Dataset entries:
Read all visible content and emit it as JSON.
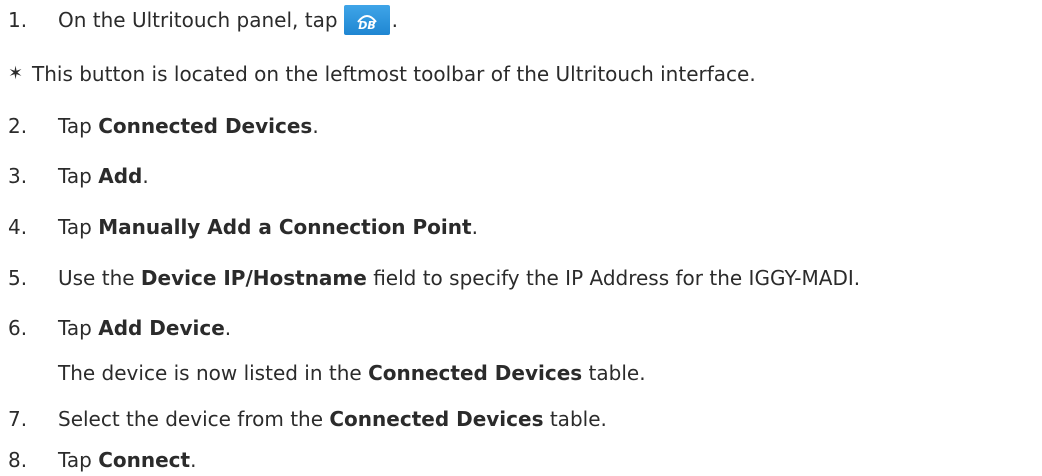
{
  "steps": [
    {
      "num": "1.",
      "pre": "On the Ultritouch panel, tap",
      "post": "."
    },
    {
      "num": "2.",
      "pre": "Tap ",
      "bold": "Connected Devices",
      "post": "."
    },
    {
      "num": "3.",
      "pre": "Tap ",
      "bold": "Add",
      "post": "."
    },
    {
      "num": "4.",
      "pre": "Tap ",
      "bold": "Manually Add a Connection Point",
      "post": "."
    },
    {
      "num": "5.",
      "pre": "Use the ",
      "bold": "Device IP/Hostname",
      "post": " field to specify the IP Address for the IGGY-MADI."
    },
    {
      "num": "6.",
      "pre": "Tap ",
      "bold": "Add Device",
      "post": "."
    },
    {
      "num": "7.",
      "pre": "Select the device from the ",
      "bold": "Connected Devices",
      "post": " table."
    },
    {
      "num": "8.",
      "pre": "Tap ",
      "bold": "Connect",
      "post": "."
    }
  ],
  "note": {
    "star": "✶",
    "text": "This button is located on the leftmost toolbar of the Ultritouch interface."
  },
  "step6_result": {
    "pre": "The device is now listed in the ",
    "bold": "Connected Devices",
    "post": " table."
  },
  "db_icon": {
    "icon": "db-icon",
    "label": "DB",
    "color": "#2a95dd"
  }
}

What you are asked to do:
Transcribe all the lines above exactly, apart from the pictures.

Answer below:
Read all visible content and emit it as JSON.
{
  "steps": [
    {
      "num": "1.",
      "pre": "On the Ultritouch panel, tap",
      "post": "."
    },
    {
      "num": "2.",
      "pre": "Tap ",
      "bold": "Connected Devices",
      "post": "."
    },
    {
      "num": "3.",
      "pre": "Tap ",
      "bold": "Add",
      "post": "."
    },
    {
      "num": "4.",
      "pre": "Tap ",
      "bold": "Manually Add a Connection Point",
      "post": "."
    },
    {
      "num": "5.",
      "pre": "Use the ",
      "bold": "Device IP/Hostname",
      "post": " field to specify the IP Address for the IGGY-MADI."
    },
    {
      "num": "6.",
      "pre": "Tap ",
      "bold": "Add Device",
      "post": "."
    },
    {
      "num": "7.",
      "pre": "Select the device from the ",
      "bold": "Connected Devices",
      "post": " table."
    },
    {
      "num": "8.",
      "pre": "Tap ",
      "bold": "Connect",
      "post": "."
    }
  ],
  "note": {
    "star": "✶",
    "text": "This button is located on the leftmost toolbar of the Ultritouch interface."
  },
  "step6_result": {
    "pre": "The device is now listed in the ",
    "bold": "Connected Devices",
    "post": " table."
  },
  "db_icon": {
    "icon": "db-icon",
    "label": "DB",
    "color": "#2a95dd"
  }
}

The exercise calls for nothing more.